%%
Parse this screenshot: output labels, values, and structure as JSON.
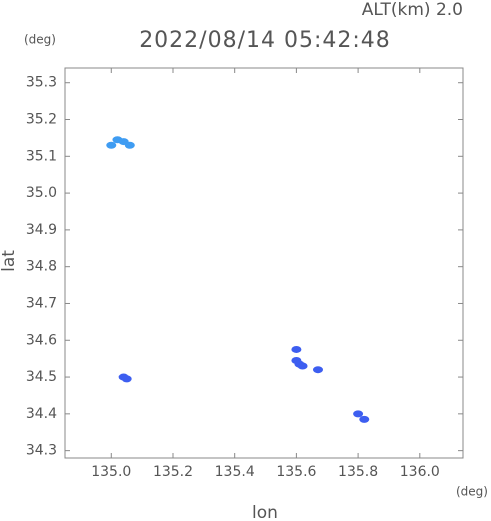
{
  "chart_data": {
    "type": "scatter",
    "alt_label": "ALT(km) 2.0",
    "title": "2022/08/14 05:42:48",
    "y_unit": "(deg)",
    "x_unit": "(deg)",
    "xlabel": "lon",
    "ylabel": "lat",
    "xlim": [
      134.85,
      136.14
    ],
    "ylim": [
      34.28,
      35.34
    ],
    "xticks": [
      {
        "value": 135,
        "label": "135.0"
      },
      135.2,
      135.4,
      135.6,
      135.8,
      {
        "value": 136,
        "label": "136.0"
      }
    ],
    "yticks": [
      34.3,
      34.4,
      34.5,
      34.6,
      34.7,
      34.8,
      34.9,
      {
        "value": 35,
        "label": "35.0"
      },
      35.1,
      35.2,
      35.3
    ],
    "series": [
      {
        "color": "#3f9cf2",
        "x": [
          135.0,
          135.02,
          135.04,
          135.06
        ],
        "y": [
          35.13,
          35.145,
          35.14,
          35.13
        ]
      },
      {
        "color": "#3d5ef0",
        "x": [
          135.04,
          135.05,
          135.6,
          135.61,
          135.62,
          135.6,
          135.67,
          135.8,
          135.82
        ],
        "y": [
          34.5,
          34.495,
          34.545,
          34.535,
          34.53,
          34.575,
          34.52,
          34.4,
          34.385
        ]
      }
    ]
  }
}
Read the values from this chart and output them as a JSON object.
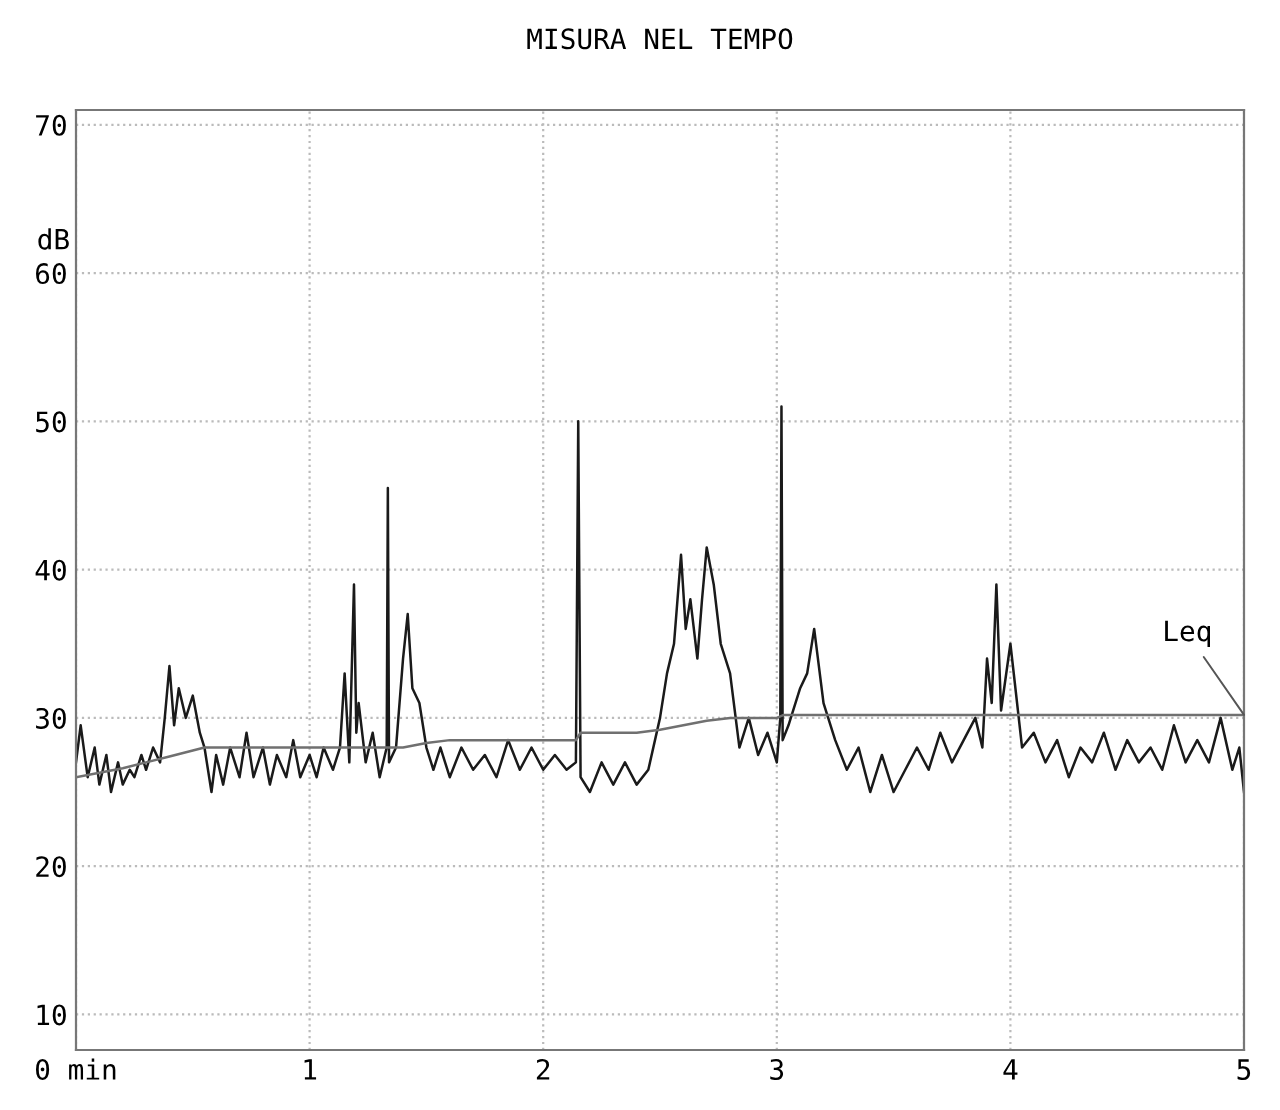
%%
- _What to do_:
All lines holding the word "output" should be picked out and copied.

- _Final result_:
Parse this screenshot: output labels, values, and structure as JSON.
Read the values from this chart and output them as a JSON object.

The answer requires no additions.